### What to produce
Check every line of the data below for the string "Conversion", and copy the ones that hold it.

### Data for the task
--------------------------------

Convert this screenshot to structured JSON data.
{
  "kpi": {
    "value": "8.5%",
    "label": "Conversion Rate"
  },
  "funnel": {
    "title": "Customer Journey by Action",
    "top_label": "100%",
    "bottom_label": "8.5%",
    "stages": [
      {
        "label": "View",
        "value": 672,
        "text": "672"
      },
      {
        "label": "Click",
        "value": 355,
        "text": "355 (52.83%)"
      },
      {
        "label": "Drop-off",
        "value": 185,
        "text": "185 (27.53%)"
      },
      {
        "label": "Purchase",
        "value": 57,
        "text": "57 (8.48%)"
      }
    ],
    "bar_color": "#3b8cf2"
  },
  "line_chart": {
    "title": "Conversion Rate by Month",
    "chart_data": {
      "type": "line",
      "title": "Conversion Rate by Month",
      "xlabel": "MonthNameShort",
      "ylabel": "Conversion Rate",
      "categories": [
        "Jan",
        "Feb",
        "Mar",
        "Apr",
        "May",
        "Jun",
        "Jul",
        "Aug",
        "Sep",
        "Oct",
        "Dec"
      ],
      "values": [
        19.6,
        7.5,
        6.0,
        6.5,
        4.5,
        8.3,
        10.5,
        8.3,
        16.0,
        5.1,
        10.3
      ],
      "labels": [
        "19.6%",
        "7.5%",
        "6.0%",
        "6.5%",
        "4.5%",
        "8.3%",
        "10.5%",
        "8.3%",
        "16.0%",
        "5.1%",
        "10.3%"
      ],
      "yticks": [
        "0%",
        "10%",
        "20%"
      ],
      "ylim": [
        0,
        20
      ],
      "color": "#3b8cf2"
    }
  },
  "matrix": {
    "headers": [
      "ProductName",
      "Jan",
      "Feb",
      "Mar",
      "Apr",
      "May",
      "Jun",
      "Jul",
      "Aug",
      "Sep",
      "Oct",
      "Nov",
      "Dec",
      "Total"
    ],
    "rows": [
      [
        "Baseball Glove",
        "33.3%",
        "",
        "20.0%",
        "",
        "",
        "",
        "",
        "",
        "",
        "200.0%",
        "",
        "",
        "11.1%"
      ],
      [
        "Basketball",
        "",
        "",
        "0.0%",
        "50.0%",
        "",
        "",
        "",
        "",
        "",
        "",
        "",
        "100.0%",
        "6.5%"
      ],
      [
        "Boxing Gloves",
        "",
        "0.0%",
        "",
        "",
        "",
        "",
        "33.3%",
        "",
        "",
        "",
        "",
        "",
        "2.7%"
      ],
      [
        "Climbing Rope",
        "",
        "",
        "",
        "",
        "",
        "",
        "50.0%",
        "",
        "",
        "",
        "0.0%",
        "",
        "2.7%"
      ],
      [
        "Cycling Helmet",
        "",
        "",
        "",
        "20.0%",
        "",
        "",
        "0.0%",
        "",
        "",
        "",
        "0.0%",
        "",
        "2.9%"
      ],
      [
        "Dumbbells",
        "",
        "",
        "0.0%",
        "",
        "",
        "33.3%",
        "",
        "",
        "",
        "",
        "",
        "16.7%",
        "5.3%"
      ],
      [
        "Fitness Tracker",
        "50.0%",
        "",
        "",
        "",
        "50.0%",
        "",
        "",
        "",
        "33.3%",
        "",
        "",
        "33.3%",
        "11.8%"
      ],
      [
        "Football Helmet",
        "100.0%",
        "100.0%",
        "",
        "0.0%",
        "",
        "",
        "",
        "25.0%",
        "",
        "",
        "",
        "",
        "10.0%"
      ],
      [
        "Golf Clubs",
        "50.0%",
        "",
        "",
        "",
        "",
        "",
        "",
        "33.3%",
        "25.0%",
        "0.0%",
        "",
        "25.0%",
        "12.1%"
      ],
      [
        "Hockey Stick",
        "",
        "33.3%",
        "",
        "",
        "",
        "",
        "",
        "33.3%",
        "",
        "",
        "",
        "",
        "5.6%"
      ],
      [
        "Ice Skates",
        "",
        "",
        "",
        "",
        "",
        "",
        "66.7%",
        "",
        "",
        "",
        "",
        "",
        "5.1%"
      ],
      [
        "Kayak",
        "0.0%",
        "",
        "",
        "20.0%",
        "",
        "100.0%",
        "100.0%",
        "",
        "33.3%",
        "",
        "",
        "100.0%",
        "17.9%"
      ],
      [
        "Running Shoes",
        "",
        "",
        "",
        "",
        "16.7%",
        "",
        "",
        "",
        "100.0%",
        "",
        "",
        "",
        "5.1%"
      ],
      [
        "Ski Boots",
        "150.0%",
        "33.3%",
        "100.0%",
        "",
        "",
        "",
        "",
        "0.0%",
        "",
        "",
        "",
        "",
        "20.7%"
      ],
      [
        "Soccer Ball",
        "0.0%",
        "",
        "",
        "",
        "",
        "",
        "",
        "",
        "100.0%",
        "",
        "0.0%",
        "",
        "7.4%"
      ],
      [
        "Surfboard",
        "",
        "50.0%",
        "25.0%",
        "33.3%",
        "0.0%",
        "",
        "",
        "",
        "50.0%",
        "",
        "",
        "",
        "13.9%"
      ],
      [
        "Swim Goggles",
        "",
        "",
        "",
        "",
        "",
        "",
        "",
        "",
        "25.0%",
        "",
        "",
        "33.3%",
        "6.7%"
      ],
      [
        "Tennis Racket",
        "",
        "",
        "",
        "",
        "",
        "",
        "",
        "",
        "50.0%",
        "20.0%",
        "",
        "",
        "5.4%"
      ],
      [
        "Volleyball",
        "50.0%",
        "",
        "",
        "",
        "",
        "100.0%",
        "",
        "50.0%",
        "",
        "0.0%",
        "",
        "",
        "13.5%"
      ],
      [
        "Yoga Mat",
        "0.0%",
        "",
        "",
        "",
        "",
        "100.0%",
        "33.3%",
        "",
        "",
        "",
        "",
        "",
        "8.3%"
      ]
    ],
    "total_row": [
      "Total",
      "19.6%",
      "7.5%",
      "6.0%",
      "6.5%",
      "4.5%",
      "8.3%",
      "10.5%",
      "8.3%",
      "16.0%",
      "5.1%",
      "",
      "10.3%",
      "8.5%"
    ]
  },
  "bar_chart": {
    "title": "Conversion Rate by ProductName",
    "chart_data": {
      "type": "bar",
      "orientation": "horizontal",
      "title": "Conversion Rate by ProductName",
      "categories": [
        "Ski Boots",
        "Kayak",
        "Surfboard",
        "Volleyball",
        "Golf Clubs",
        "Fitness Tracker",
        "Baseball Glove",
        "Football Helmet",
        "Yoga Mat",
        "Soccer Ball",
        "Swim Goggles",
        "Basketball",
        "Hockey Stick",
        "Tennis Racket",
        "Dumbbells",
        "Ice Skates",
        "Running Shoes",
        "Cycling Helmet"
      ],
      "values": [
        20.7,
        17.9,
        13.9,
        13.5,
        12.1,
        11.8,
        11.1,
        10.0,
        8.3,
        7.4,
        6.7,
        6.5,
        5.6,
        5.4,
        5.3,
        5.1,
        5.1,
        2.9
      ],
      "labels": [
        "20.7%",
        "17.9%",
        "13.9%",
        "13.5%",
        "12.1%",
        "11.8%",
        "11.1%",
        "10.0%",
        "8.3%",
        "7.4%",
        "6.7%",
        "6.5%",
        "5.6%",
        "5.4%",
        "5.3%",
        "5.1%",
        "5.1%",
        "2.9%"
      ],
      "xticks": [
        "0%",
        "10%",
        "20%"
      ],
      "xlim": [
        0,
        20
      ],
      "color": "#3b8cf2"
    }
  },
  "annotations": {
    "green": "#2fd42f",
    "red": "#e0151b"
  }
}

--------------------------------

### Answer in full
    "label": "Conversion Rate"
    "title": "Conversion Rate by Month",
      "title": "Conversion Rate by Month",
      "ylabel": "Conversion Rate",
    "title": "Conversion Rate by ProductName",
      "title": "Conversion Rate by ProductName",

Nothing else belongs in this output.